BEGIN Records for the task

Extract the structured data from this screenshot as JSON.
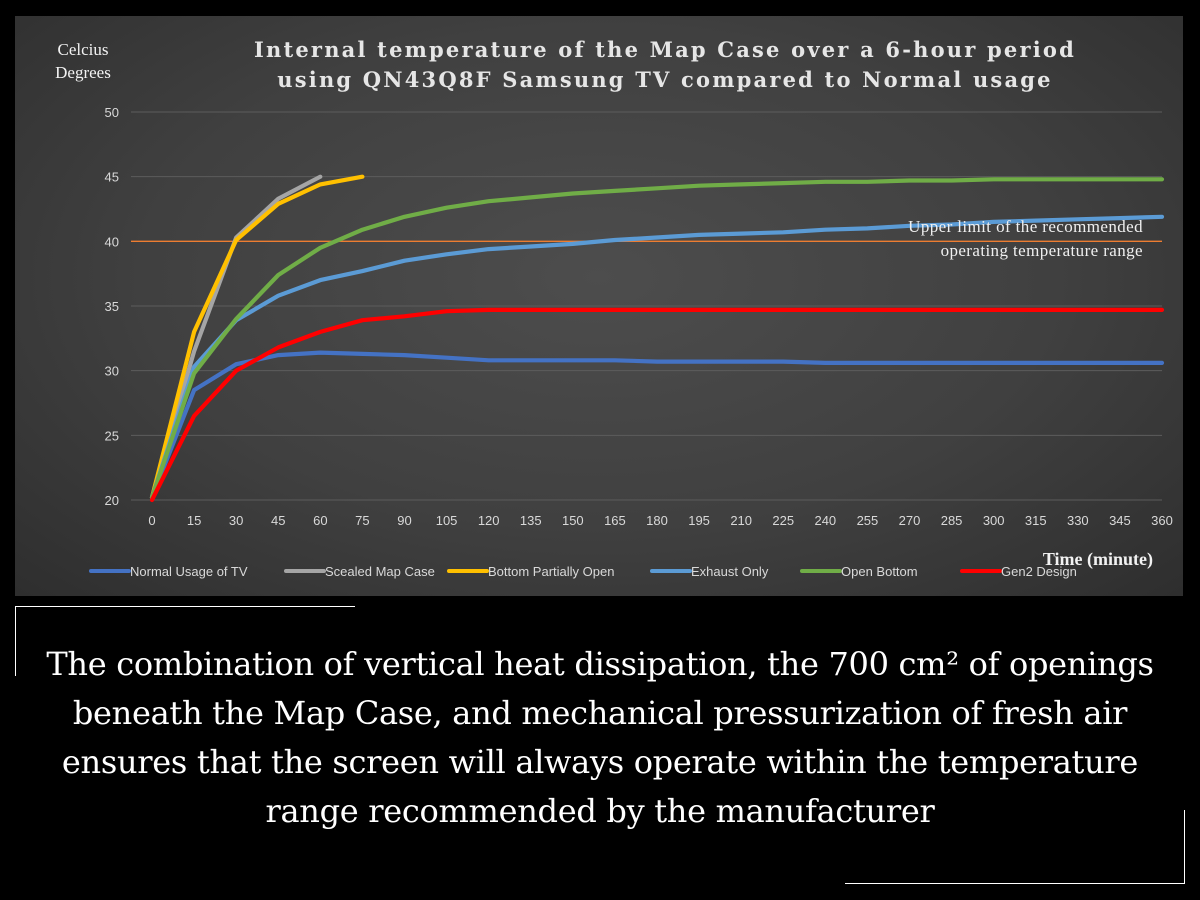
{
  "chart_data": {
    "type": "line",
    "title_lines": [
      "Internal temperature of the Map Case over a 6-hour period",
      "using QN43Q8F Samsung TV compared to Normal usage"
    ],
    "ylabel_lines": [
      "Celcius",
      "Degrees"
    ],
    "xlabel": "Time (minute)",
    "ylim": [
      20,
      50
    ],
    "yticks": [
      20,
      25,
      30,
      35,
      40,
      45,
      50
    ],
    "xlim": [
      0,
      360
    ],
    "xticks": [
      0,
      15,
      30,
      45,
      60,
      75,
      90,
      105,
      120,
      135,
      150,
      165,
      180,
      195,
      210,
      225,
      240,
      255,
      270,
      285,
      300,
      315,
      330,
      345,
      360
    ],
    "grid": "horizontal",
    "legend_position": "bottom",
    "reference_line": {
      "y": 40,
      "color": "#ed7d31",
      "label_lines": [
        "Upper limit of the recommended",
        "operating temperature range"
      ]
    },
    "series": [
      {
        "name": "Normal Usage of TV",
        "color": "#4472c4",
        "x": [
          0,
          15,
          30,
          45,
          60,
          75,
          90,
          105,
          120,
          135,
          150,
          165,
          180,
          195,
          210,
          225,
          240,
          255,
          270,
          285,
          300,
          315,
          330,
          345,
          360
        ],
        "values": [
          20.2,
          28.5,
          30.5,
          31.2,
          31.4,
          31.3,
          31.2,
          31.0,
          30.8,
          30.8,
          30.8,
          30.8,
          30.7,
          30.7,
          30.7,
          30.7,
          30.6,
          30.6,
          30.6,
          30.6,
          30.6,
          30.6,
          30.6,
          30.6,
          30.6
        ]
      },
      {
        "name": "Scealed Map Case",
        "color": "#a5a5a5",
        "x": [
          0,
          15,
          30,
          45,
          60
        ],
        "values": [
          20.2,
          31.5,
          40.3,
          43.3,
          45.0
        ]
      },
      {
        "name": "Bottom Partially Open",
        "color": "#ffc000",
        "x": [
          0,
          15,
          30,
          45,
          60,
          75
        ],
        "values": [
          20.2,
          33.0,
          40.1,
          42.9,
          44.4,
          45.0
        ]
      },
      {
        "name": "Exhaust Only",
        "color": "#5b9bd5",
        "x": [
          0,
          15,
          30,
          45,
          60,
          75,
          90,
          105,
          120,
          135,
          150,
          165,
          180,
          195,
          210,
          225,
          240,
          255,
          270,
          285,
          300,
          315,
          330,
          345,
          360
        ],
        "values": [
          20.2,
          30.3,
          33.9,
          35.8,
          37.0,
          37.7,
          38.5,
          39.0,
          39.4,
          39.6,
          39.8,
          40.1,
          40.3,
          40.5,
          40.6,
          40.7,
          40.9,
          41.0,
          41.2,
          41.3,
          41.5,
          41.6,
          41.7,
          41.8,
          41.9
        ]
      },
      {
        "name": "Open Bottom",
        "color": "#70ad47",
        "x": [
          0,
          15,
          30,
          45,
          60,
          75,
          90,
          105,
          120,
          135,
          150,
          165,
          180,
          195,
          210,
          225,
          240,
          255,
          270,
          285,
          300,
          315,
          330,
          345,
          360
        ],
        "values": [
          20.2,
          29.8,
          34.0,
          37.4,
          39.5,
          40.9,
          41.9,
          42.6,
          43.1,
          43.4,
          43.7,
          43.9,
          44.1,
          44.3,
          44.4,
          44.5,
          44.6,
          44.6,
          44.7,
          44.7,
          44.8,
          44.8,
          44.8,
          44.8,
          44.8
        ]
      },
      {
        "name": "Gen2 Design",
        "color": "#ff0000",
        "x": [
          0,
          15,
          30,
          45,
          60,
          75,
          90,
          105,
          120,
          135,
          150,
          165,
          180,
          195,
          210,
          225,
          240,
          255,
          270,
          285,
          300,
          315,
          330,
          345,
          360
        ],
        "values": [
          20.0,
          26.5,
          30.0,
          31.8,
          33.0,
          33.9,
          34.2,
          34.6,
          34.7,
          34.7,
          34.7,
          34.7,
          34.7,
          34.7,
          34.7,
          34.7,
          34.7,
          34.7,
          34.7,
          34.7,
          34.7,
          34.7,
          34.7,
          34.7,
          34.7
        ]
      }
    ]
  },
  "caption": "The combination of vertical heat dissipation, the 700 cm² of openings beneath the Map Case, and mechanical pressurization of fresh air ensures that the screen will always operate within the temperature range recommended by the manufacturer"
}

END Records for the task

### Exercise requirements
Find all the lines containing "color" in the material, then copy them.

### Correct answer
      "color": "#ed7d31",
        "color": "#4472c4",
        "color": "#a5a5a5",
        "color": "#ffc000",
        "color": "#5b9bd5",
        "color": "#70ad47",
        "color": "#ff0000",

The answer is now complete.